> _WHAT IS EXPECTED_:
State the count of lines below in which the word "القومسيون" appears, and add nothing.

(Collected data)

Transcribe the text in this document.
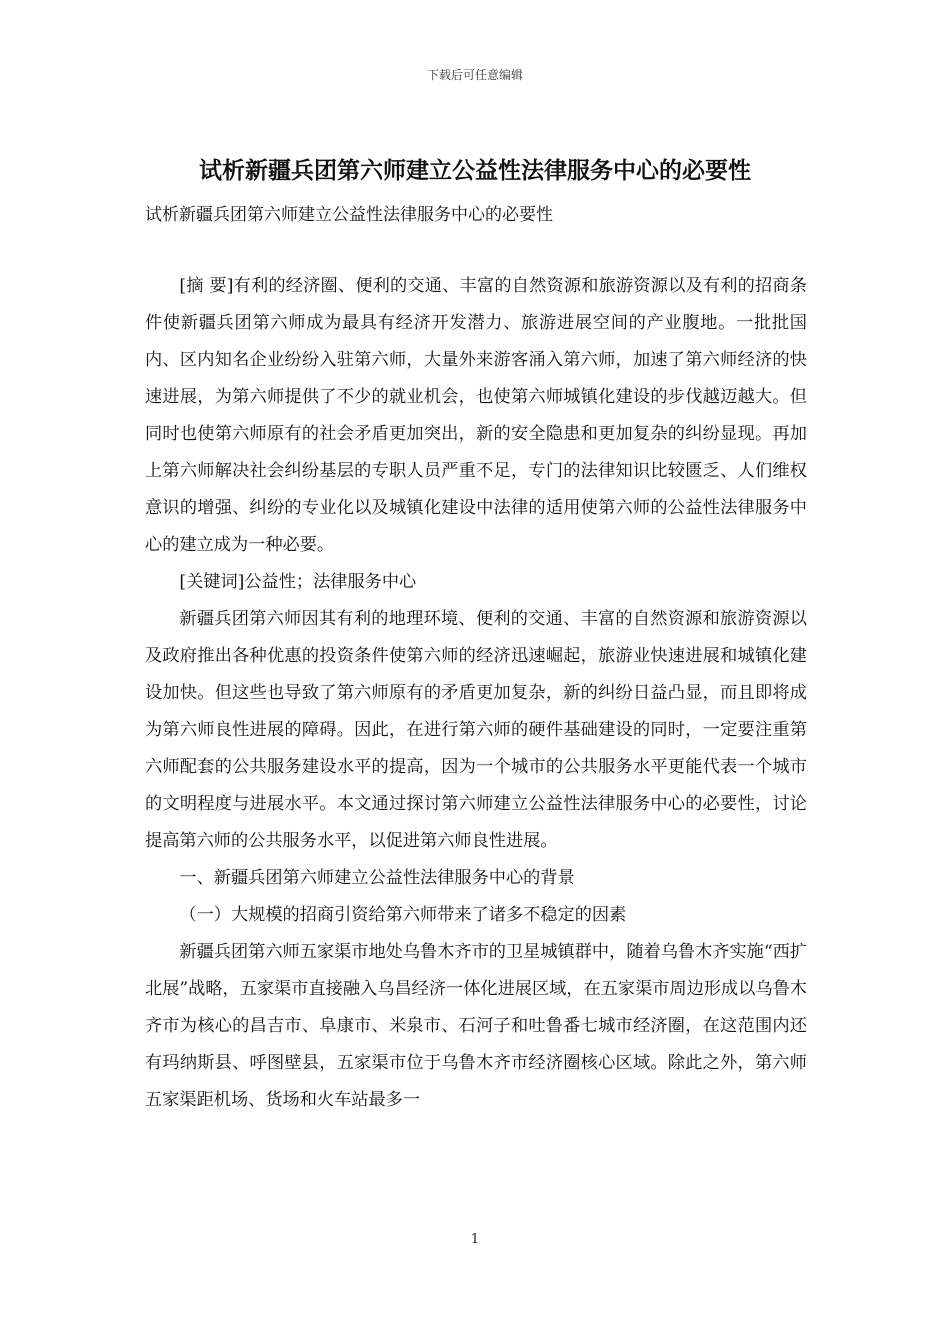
下载后可任意编辑
试析新疆兵团第六师建立公益性法律服务中心的必要性
试析新疆兵团第六师建立公益性法律服务中心的必要性

[摘 要]有利的经济圈、便利的交通、丰富的自然资源和旅游资源以及有利的招商条件使新疆兵团第六师成为最具有经济开发潜力、旅游进展空间的产业腹地。一批批国内、区内知名企业纷纷入驻第六师，大量外来游客涌入第六师，加速了第六师经济的快速进展，为第六师提供了不少的就业机会，也使第六师城镇化建设的步伐越迈越大。但同时也使第六师原有的社会矛盾更加突出，新的安全隐患和更加复杂的纠纷显现。再加上第六师解决社会纠纷基层的专职人员严重不足，专门的法律知识比较匮乏、人们维权意识的增强、纠纷的专业化以及城镇化建设中法律的适用使第六师的公益性法律服务中心的建立成为一种必要。

[关键词]公益性；法律服务中心

新疆兵团第六师因其有利的地理环境、便利的交通、丰富的自然资源和旅游资源以及政府推出各种优惠的投资条件使第六师的经济迅速崛起，旅游业快速进展和城镇化建设加快。但这些也导致了第六师原有的矛盾更加复杂，新的纠纷日益凸显，而且即将成为第六师良性进展的障碍。因此，在进行第六师的硬件基础建设的同时，一定要注重第六师配套的公共服务建设水平的提高，因为一个城市的公共服务水平更能代表一个城市的文明程度与进展水平。本文通过探讨第六师建立公益性法律服务中心的必要性，讨论提高第六师的公共服务水平，以促进第六师良性进展。

一、新疆兵团第六师建立公益性法律服务中心的背景

（一）大规模的招商引资给第六师带来了诸多不稳定的因素

新疆兵团第六师五家渠市地处乌鲁木齐市的卫星城镇群中，随着乌鲁木齐实施“西扩北展”战略，五家渠市直接融入乌昌经济一体化进展区域，在五家渠市周边形成以乌鲁木齐市为核心的昌吉市、阜康市、米泉市、石河子和吐鲁番七城市经济圈，在这范围内还有玛纳斯县、呼图壁县，五家渠市位于乌鲁木齐市经济圈核心区域。除此之外，第六师五家渠距机场、货场和火车站最多一

1
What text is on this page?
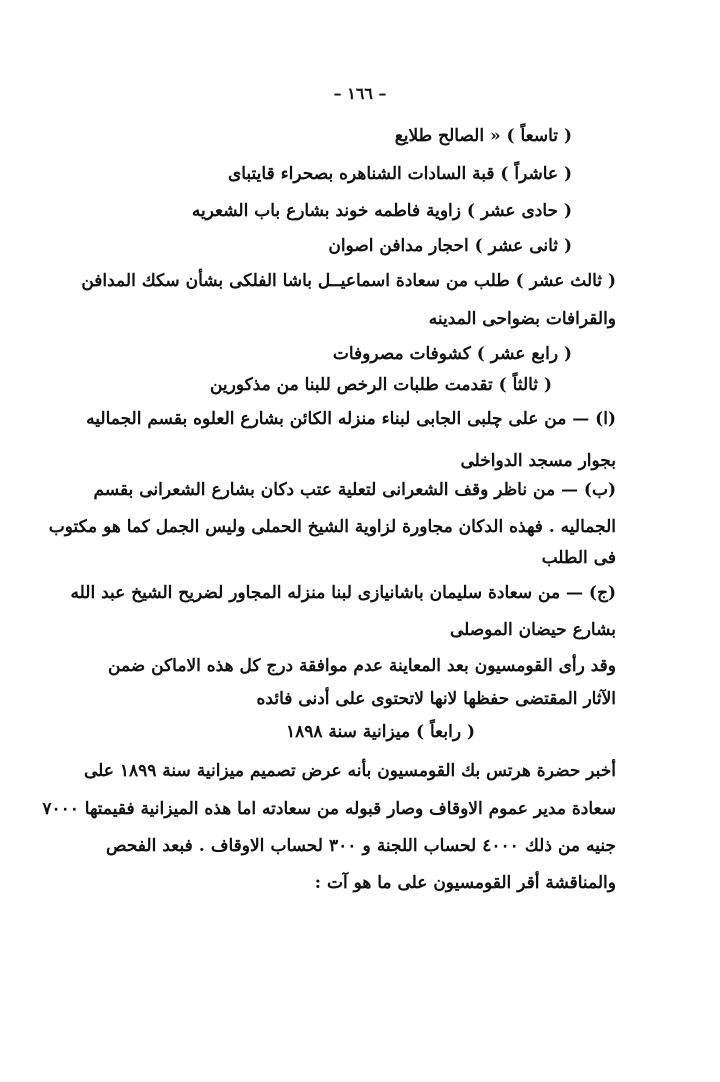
– ١٦٦ –
( تاسعاً ) « الصالح طلايع
( عاشراً ) قبة السادات الشناهره بصحراء قايتباى
( حادى عشر ) زاوية فاطمه خوند بشارع باب الشعريه
( ثانى عشر ) احجار مدافن اصوان
( ثالث عشر ) طلب من سعادة اسماعيــل باشا الفلكى بشأن سكك المدافن
والقرافات بضواحى المدينه
( رابع عشر ) كشوفات مصروفات
( ثالثاً ) تقدمت طلبات الرخص للبنا من مذكورين
(ا) — من على چلبى الجابى لبناء منزله الكائن بشارع العلوه بقسم الجماليه
بجوار مسجد الدواخلى
(ب) — من ناظر وقف الشعرانى لتعلية عتب دكان بشارع الشعرانى بقسم
الجماليه . فهذه الدكان مجاورة لزاوية الشيخ الحملى وليس الجمل كما هو مكتوب
فى الطلب
(ج) — من سعادة سليمان باشانيازى لبنا منزله المجاور لضريح الشيخ عبد الله
بشارع حيضان الموصلى
وقد رأى القومسيون بعد المعاينة عدم موافقة درج كل هذه الاماكن ضمن
الآثار المقتضى حفظها لانها لاتحتوى على أدنى فائده
( رابعاً ) ميزانية سنة ١٨٩٨
أخبر حضرة هرتس بك القومسيون بأنه عرض تصميم ميزانية سنة ١٨٩٩ على
سعادة مدير عموم الاوقاف وصار قبوله من سعادته اما هذه الميزانية فقيمتها ٧٠٠٠
جنيه من ذلك ٤٠٠٠ لحساب اللجنة و ٣٠٠ لحساب الاوقاف . فبعد الفحص
والمناقشة أقر القومسيون على ما هو آت :
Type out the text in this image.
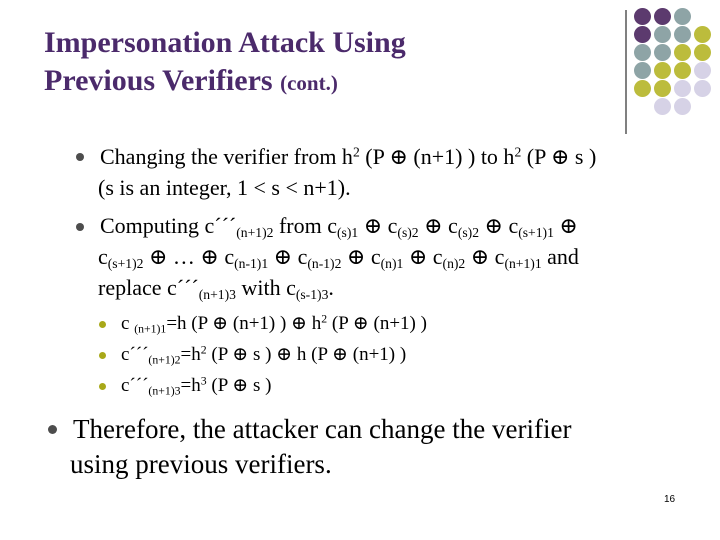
Impersonation Attack Using
Previous Verifiers (cont.)
Changing the verifier from $h^2$ (P ⊕ (n+1) ) to $h^2$ (P ⊕ s )
(s is an integer, 1 < s < n+1).
Computing $c´´´_{(n+1)2}$ from $c_{(s)1}$ ⊕ $c_{(s)2}$ ⊕ $c_{(s)2}$ ⊕ $c_{(s+1)1}$ ⊕
$c_{(s+1)2}$ ⊕ … ⊕ $c_{(n-1)1}$ ⊕ $c_{(n-1)2}$ ⊕ $c_{(n)1}$ ⊕ $c_{(n)2}$ ⊕ $c_{(n+1)1}$ and
replace $c´´´_{(n+1)3}$ with $c_{(s-1)3}$.
c $_{(n+1)1}$=h (P ⊕ (n+1) ) ⊕ $h^2$ (P ⊕ (n+1) )
$c´´´_{(n+1)2}=h^2$ (P ⊕ s ) ⊕ h (P ⊕ (n+1) )
$c´´´_{(n+1)3}=h^3$ (P ⊕ s )
Therefore, the attacker can change the verifier
using previous verifiers.
16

> _WRITTEN SOLUTION_:
3